**Task prompt**
Repeat the entries that follow verbatim, without any of their pictures.

[Recorded data]
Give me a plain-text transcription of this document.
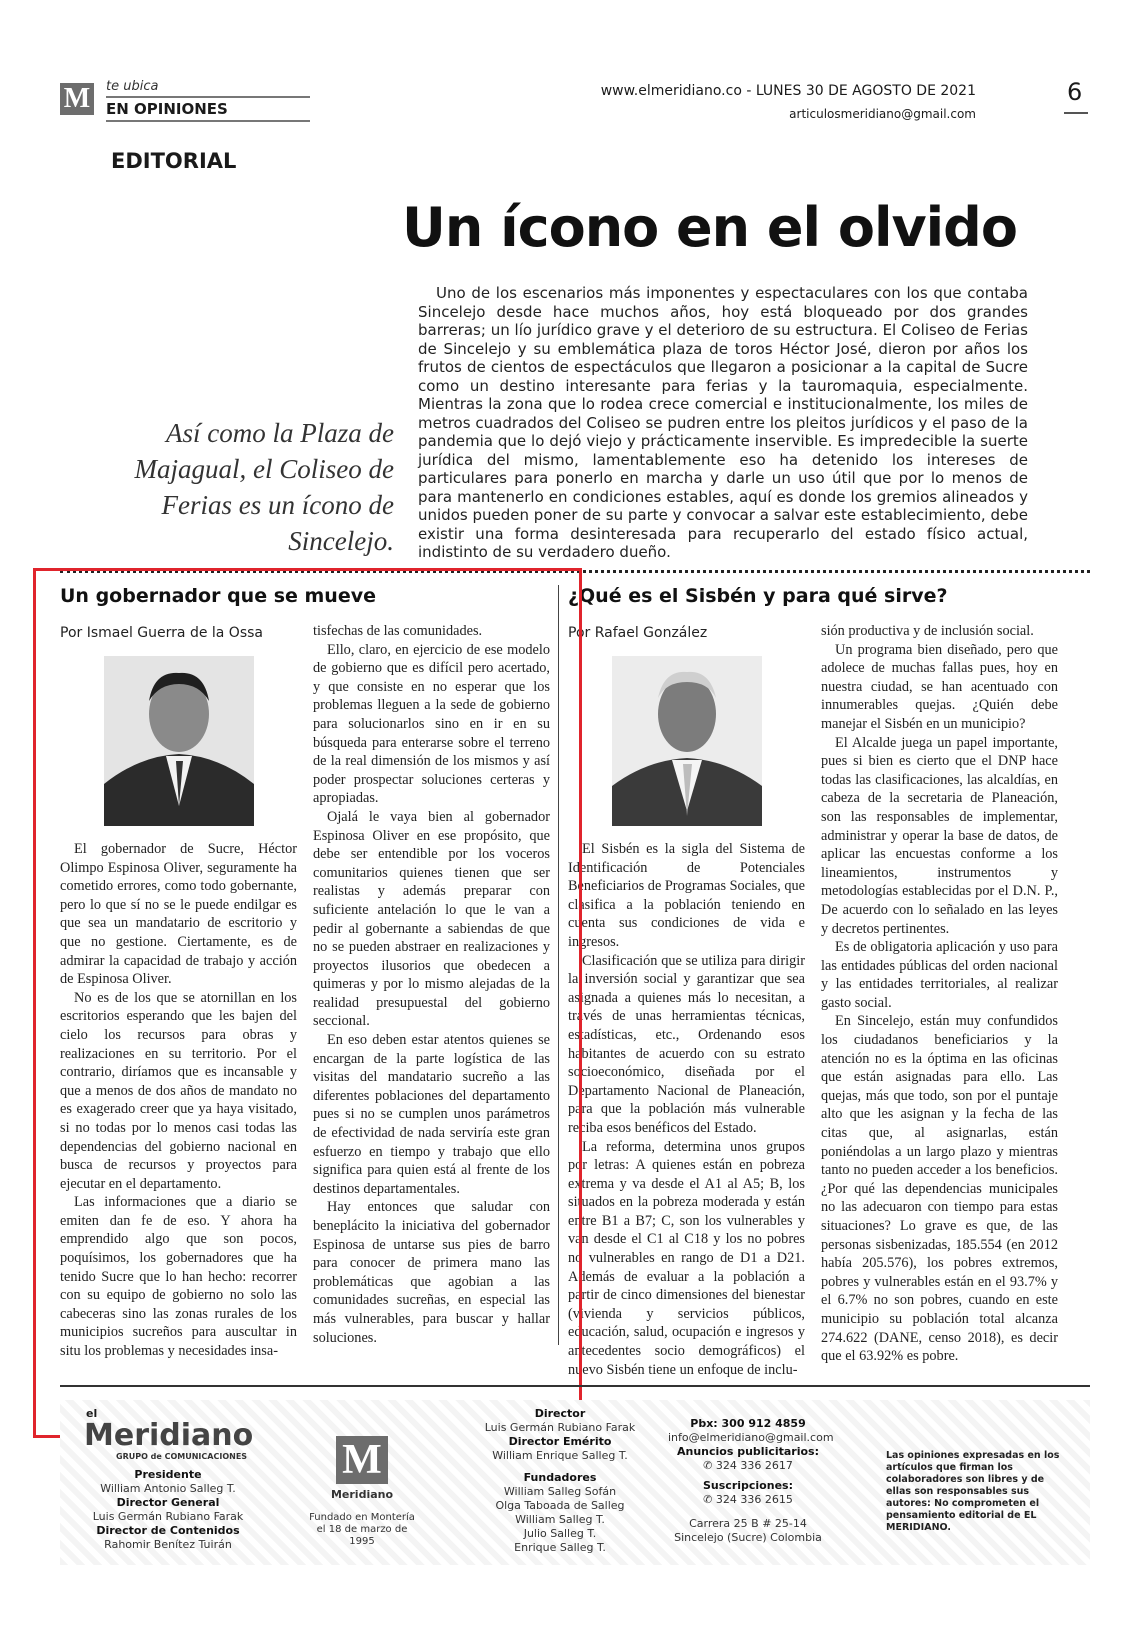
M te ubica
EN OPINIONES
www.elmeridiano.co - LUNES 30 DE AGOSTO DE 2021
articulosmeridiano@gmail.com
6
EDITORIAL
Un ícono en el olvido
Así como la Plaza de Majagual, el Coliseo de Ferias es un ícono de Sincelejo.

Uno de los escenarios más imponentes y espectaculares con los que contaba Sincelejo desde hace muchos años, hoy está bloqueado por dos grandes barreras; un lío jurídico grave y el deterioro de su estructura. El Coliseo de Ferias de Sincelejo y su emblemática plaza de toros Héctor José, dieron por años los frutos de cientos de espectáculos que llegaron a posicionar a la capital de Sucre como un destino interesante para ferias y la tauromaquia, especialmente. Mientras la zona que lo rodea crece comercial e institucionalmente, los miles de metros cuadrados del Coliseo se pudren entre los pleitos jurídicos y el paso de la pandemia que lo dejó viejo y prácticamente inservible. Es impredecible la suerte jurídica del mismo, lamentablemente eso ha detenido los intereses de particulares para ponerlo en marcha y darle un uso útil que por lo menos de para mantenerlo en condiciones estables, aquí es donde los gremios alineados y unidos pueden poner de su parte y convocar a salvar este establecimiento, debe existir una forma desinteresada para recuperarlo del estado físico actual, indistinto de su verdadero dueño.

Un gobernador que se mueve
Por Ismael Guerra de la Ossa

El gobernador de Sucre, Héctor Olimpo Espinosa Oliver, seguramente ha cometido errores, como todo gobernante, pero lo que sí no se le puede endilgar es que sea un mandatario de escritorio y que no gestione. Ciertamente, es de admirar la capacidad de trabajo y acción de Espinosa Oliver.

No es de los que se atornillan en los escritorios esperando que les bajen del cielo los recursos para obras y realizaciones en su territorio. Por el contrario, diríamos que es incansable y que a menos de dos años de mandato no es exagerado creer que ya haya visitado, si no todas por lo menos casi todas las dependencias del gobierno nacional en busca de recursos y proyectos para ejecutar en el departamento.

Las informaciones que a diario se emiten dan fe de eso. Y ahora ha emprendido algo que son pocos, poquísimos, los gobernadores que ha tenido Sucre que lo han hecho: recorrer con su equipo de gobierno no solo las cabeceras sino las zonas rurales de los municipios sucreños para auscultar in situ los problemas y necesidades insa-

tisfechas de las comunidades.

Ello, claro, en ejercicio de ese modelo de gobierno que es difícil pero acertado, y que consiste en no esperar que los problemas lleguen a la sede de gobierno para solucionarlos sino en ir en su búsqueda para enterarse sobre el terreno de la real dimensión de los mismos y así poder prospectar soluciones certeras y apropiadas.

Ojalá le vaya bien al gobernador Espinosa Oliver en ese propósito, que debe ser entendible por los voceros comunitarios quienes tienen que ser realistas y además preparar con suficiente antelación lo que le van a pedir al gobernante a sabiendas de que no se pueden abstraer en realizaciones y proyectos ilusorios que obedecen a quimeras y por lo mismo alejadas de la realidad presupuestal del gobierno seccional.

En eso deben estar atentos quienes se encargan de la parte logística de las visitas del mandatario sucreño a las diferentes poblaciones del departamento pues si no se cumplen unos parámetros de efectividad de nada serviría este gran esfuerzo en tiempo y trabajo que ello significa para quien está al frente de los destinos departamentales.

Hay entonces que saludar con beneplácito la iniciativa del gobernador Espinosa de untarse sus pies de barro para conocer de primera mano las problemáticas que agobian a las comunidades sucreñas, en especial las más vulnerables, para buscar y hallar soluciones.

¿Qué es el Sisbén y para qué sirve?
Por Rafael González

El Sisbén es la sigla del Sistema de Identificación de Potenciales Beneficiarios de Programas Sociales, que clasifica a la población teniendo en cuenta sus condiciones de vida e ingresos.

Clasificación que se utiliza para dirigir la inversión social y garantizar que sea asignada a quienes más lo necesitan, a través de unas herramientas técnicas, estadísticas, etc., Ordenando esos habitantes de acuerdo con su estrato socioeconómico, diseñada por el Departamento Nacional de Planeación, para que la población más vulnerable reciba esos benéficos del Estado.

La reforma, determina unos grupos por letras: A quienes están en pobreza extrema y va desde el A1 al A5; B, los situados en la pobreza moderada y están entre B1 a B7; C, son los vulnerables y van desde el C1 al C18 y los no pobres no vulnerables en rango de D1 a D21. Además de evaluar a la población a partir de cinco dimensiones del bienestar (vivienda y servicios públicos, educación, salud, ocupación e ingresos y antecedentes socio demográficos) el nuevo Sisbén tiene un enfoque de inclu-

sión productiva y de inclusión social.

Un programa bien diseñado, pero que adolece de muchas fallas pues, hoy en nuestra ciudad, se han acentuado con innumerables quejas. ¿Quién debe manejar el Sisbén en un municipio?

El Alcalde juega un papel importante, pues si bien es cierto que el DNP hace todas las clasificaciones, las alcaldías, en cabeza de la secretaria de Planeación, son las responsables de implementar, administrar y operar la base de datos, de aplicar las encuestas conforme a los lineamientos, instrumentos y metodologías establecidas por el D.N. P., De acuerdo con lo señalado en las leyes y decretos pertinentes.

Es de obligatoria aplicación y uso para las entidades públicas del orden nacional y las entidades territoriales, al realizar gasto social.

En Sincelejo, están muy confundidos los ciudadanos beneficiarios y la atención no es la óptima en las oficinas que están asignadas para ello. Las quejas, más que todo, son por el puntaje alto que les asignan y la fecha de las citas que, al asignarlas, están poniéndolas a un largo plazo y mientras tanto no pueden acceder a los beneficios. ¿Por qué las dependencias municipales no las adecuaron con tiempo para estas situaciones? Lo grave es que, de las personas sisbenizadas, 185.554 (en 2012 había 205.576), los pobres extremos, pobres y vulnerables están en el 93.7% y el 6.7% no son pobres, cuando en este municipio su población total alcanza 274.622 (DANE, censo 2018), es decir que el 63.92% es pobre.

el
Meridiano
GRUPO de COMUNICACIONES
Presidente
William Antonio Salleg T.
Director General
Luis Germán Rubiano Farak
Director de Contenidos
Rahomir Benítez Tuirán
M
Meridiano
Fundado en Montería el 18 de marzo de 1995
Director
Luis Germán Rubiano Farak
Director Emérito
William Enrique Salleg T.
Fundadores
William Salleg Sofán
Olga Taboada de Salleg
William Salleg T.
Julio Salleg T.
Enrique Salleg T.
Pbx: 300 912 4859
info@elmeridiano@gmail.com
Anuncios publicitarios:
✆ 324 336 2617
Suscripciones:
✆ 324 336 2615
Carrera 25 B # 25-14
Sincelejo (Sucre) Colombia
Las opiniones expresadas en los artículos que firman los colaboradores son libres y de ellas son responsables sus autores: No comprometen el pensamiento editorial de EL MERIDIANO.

**Answer to the task**
Give me a plain-text transcription of this document.
M te ubica
EN OPINIONES
www.elmeridiano.co - LUNES 30 DE AGOSTO DE 2021
articulosmeridiano@gmail.com
6
EDITORIAL
Un ícono en el olvido
Así como la Plaza de Majagual, el Coliseo de Ferias es un ícono de Sincelejo.

Uno de los escenarios más imponentes y espectaculares con los que contaba Sincelejo desde hace muchos años, hoy está bloqueado por dos grandes barreras; un lío jurídico grave y el deterioro de su estructura. El Coliseo de Ferias de Sincelejo y su emblemática plaza de toros Héctor José, dieron por años los frutos de cientos de espectáculos que llegaron a posicionar a la capital de Sucre como un destino interesante para ferias y la tauromaquia, especialmente. Mientras la zona que lo rodea crece comercial e institucionalmente, los miles de metros cuadrados del Coliseo se pudren entre los pleitos jurídicos y el paso de la pandemia que lo dejó viejo y prácticamente inservible. Es impredecible la suerte jurídica del mismo, lamentablemente eso ha detenido los intereses de particulares para ponerlo en marcha y darle un uso útil que por lo menos de para mantenerlo en condiciones estables, aquí es donde los gremios alineados y unidos pueden poner de su parte y convocar a salvar este establecimiento, debe existir una forma desinteresada para recuperarlo del estado físico actual, indistinto de su verdadero dueño.

Un gobernador que se mueve
Por Ismael Guerra de la Ossa

El gobernador de Sucre, Héctor Olimpo Espinosa Oliver, seguramente ha cometido errores, como todo gobernante, pero lo que sí no se le puede endilgar es que sea un mandatario de escritorio y que no gestione. Ciertamente, es de admirar la capacidad de trabajo y acción de Espinosa Oliver.

No es de los que se atornillan en los escritorios esperando que les bajen del cielo los recursos para obras y realizaciones en su territorio. Por el contrario, diríamos que es incansable y que a menos de dos años de mandato no es exagerado creer que ya haya visitado, si no todas por lo menos casi todas las dependencias del gobierno nacional en busca de recursos y proyectos para ejecutar en el departamento.

Las informaciones que a diario se emiten dan fe de eso. Y ahora ha emprendido algo que son pocos, poquísimos, los gobernadores que ha tenido Sucre que lo han hecho: recorrer con su equipo de gobierno no solo las cabeceras sino las zonas rurales de los municipios sucreños para auscultar in situ los problemas y necesidades insa-

tisfechas de las comunidades.

Ello, claro, en ejercicio de ese modelo de gobierno que es difícil pero acertado, y que consiste en no esperar que los problemas lleguen a la sede de gobierno para solucionarlos sino en ir en su búsqueda para enterarse sobre el terreno de la real dimensión de los mismos y así poder prospectar soluciones certeras y apropiadas.

Ojalá le vaya bien al gobernador Espinosa Oliver en ese propósito, que debe ser entendible por los voceros comunitarios quienes tienen que ser realistas y además preparar con suficiente antelación lo que le van a pedir al gobernante a sabiendas de que no se pueden abstraer en realizaciones y proyectos ilusorios que obedecen a quimeras y por lo mismo alejadas de la realidad presupuestal del gobierno seccional.

En eso deben estar atentos quienes se encargan de la parte logística de las visitas del mandatario sucreño a las diferentes poblaciones del departamento pues si no se cumplen unos parámetros de efectividad de nada serviría este gran esfuerzo en tiempo y trabajo que ello significa para quien está al frente de los destinos departamentales.

Hay entonces que saludar con beneplácito la iniciativa del gobernador Espinosa de untarse sus pies de barro para conocer de primera mano las problemáticas que agobian a las comunidades sucreñas, en especial las más vulnerables, para buscar y hallar soluciones.

¿Qué es el Sisbén y para qué sirve?
Por Rafael González

El Sisbén es la sigla del Sistema de Identificación de Potenciales Beneficiarios de Programas Sociales, que clasifica a la población teniendo en cuenta sus condiciones de vida e ingresos.

Clasificación que se utiliza para dirigir la inversión social y garantizar que sea asignada a quienes más lo necesitan, a través de unas herramientas técnicas, estadísticas, etc., Ordenando esos habitantes de acuerdo con su estrato socioeconómico, diseñada por el Departamento Nacional de Planeación, para que la población más vulnerable reciba esos benéficos del Estado.

La reforma, determina unos grupos por letras: A quienes están en pobreza extrema y va desde el A1 al A5; B, los situados en la pobreza moderada y están entre B1 a B7; C, son los vulnerables y van desde el C1 al C18 y los no pobres no vulnerables en rango de D1 a D21. Además de evaluar a la población a partir de cinco dimensiones del bienestar (vivienda y servicios públicos, educación, salud, ocupación e ingresos y antecedentes socio demográficos) el nuevo Sisbén tiene un enfoque de inclu-

sión productiva y de inclusión social.

Un programa bien diseñado, pero que adolece de muchas fallas pues, hoy en nuestra ciudad, se han acentuado con innumerables quejas. ¿Quién debe manejar el Sisbén en un municipio?

El Alcalde juega un papel importante, pues si bien es cierto que el DNP hace todas las clasificaciones, las alcaldías, en cabeza de la secretaria de Planeación, son las responsables de implementar, administrar y operar la base de datos, de aplicar las encuestas conforme a los lineamientos, instrumentos y metodologías establecidas por el D.N. P., De acuerdo con lo señalado en las leyes y decretos pertinentes.

Es de obligatoria aplicación y uso para las entidades públicas del orden nacional y las entidades territoriales, al realizar gasto social.

En Sincelejo, están muy confundidos los ciudadanos beneficiarios y la atención no es la óptima en las oficinas que están asignadas para ello. Las quejas, más que todo, son por el puntaje alto que les asignan y la fecha de las citas que, al asignarlas, están poniéndolas a un largo plazo y mientras tanto no pueden acceder a los beneficios. ¿Por qué las dependencias municipales no las adecuaron con tiempo para estas situaciones? Lo grave es que, de las personas sisbenizadas, 185.554 (en 2012 había 205.576), los pobres extremos, pobres y vulnerables están en el 93.7% y el 6.7% no son pobres, cuando en este municipio su población total alcanza 274.622 (DANE, censo 2018), es decir que el 63.92% es pobre.

el
Meridiano
GRUPO de COMUNICACIONES
Presidente
William Antonio Salleg T.
Director General
Luis Germán Rubiano Farak
Director de Contenidos
Rahomir Benítez Tuirán
M
Meridiano
Fundado en Montería el 18 de marzo de 1995
Director
Luis Germán Rubiano Farak
Director Emérito
William Enrique Salleg T.
Fundadores
William Salleg Sofán
Olga Taboada de Salleg
William Salleg T.
Julio Salleg T.
Enrique Salleg T.
Pbx: 300 912 4859
info@elmeridiano@gmail.com
Anuncios publicitarios:
✆ 324 336 2617
Suscripciones:
✆ 324 336 2615
Carrera 25 B # 25-14
Sincelejo (Sucre) Colombia
Las opiniones expresadas en los artículos que firman los colaboradores son libres y de ellas son responsables sus autores: No comprometen el pensamiento editorial de EL MERIDIANO.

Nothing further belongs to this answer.